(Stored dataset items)
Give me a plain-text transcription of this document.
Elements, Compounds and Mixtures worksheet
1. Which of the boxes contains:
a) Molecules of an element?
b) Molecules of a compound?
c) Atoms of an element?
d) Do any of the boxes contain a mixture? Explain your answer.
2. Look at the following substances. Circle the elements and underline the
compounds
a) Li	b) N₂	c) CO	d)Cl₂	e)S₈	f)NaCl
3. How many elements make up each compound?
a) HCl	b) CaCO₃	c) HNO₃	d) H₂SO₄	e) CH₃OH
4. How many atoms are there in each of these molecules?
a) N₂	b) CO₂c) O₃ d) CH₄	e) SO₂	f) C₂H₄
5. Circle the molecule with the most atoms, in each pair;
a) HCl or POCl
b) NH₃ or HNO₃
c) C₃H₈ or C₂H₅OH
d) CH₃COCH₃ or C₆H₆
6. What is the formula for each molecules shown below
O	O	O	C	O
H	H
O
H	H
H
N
...
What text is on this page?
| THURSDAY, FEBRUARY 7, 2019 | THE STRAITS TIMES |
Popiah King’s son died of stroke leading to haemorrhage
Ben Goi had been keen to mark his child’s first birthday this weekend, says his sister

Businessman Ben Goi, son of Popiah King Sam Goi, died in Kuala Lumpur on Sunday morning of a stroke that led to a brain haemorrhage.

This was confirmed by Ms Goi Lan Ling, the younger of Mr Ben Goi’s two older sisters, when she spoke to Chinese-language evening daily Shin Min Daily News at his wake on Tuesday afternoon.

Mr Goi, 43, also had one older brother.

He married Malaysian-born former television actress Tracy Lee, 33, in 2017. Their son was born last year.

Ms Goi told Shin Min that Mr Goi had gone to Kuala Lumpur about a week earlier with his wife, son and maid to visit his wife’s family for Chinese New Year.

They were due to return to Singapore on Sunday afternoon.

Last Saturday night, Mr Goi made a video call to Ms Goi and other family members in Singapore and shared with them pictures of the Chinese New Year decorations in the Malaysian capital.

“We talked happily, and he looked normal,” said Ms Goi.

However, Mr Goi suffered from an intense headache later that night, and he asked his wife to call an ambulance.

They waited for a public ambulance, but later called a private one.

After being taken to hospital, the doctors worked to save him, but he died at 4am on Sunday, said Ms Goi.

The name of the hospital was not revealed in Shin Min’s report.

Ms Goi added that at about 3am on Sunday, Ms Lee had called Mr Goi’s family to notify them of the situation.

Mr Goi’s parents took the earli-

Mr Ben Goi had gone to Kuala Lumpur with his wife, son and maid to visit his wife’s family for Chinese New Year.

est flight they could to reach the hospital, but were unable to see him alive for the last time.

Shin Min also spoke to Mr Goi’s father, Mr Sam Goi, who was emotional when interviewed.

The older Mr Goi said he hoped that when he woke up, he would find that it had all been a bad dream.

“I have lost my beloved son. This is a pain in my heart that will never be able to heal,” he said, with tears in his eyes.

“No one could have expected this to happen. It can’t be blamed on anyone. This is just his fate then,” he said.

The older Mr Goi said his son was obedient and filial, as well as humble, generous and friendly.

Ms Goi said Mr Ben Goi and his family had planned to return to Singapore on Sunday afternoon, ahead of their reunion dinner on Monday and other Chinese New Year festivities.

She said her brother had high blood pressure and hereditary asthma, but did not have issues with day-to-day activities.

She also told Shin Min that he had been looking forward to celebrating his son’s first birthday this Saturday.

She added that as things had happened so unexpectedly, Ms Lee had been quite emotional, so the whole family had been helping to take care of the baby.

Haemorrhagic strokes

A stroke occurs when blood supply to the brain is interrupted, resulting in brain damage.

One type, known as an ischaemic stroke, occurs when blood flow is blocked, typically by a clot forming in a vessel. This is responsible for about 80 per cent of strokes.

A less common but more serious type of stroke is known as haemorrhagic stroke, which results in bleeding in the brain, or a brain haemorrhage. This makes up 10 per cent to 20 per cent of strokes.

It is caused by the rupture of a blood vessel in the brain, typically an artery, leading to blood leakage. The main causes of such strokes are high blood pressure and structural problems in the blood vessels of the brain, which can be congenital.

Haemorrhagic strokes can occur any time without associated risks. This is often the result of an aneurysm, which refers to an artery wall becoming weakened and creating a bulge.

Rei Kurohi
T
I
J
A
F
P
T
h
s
--
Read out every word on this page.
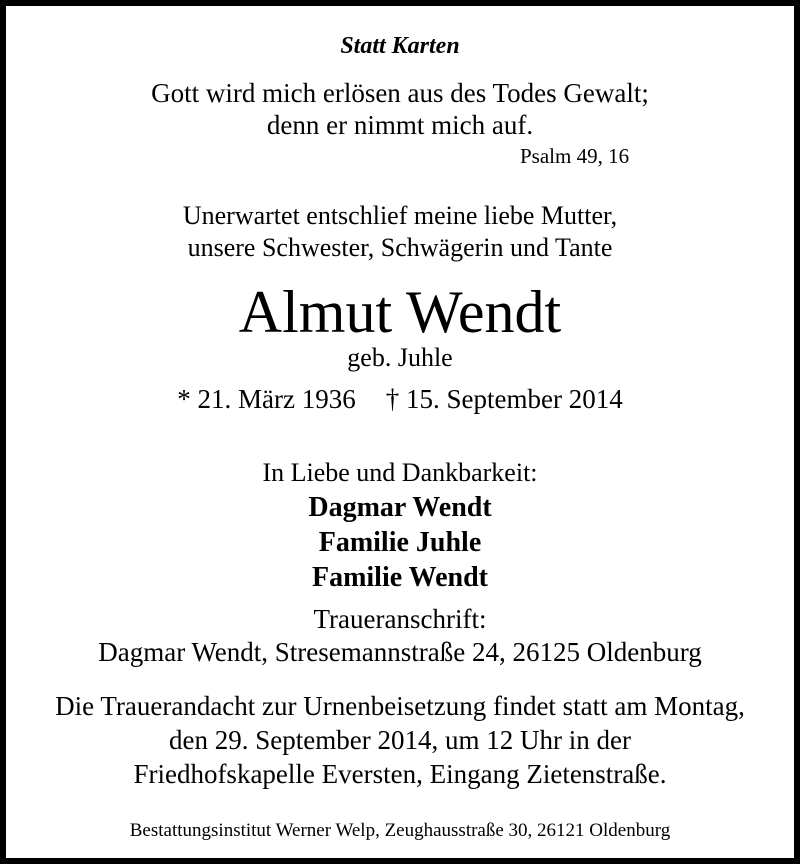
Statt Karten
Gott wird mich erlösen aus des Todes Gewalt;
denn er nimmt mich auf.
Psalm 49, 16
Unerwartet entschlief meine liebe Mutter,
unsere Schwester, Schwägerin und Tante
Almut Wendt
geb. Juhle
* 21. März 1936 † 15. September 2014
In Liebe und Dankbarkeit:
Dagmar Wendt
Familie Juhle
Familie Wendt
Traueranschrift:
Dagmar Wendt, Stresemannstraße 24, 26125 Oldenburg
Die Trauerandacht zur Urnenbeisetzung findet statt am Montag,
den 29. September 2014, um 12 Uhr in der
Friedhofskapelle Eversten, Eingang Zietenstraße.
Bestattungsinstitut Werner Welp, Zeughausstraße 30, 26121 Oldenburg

WRITTEN TASK: Which lines hold the word "Circle"? Return all of them from the records above.

RESULT BELOW:
2. Look at the following substances. Circle the elements and underline the
5. Circle the molecule with the most atoms, in each pair;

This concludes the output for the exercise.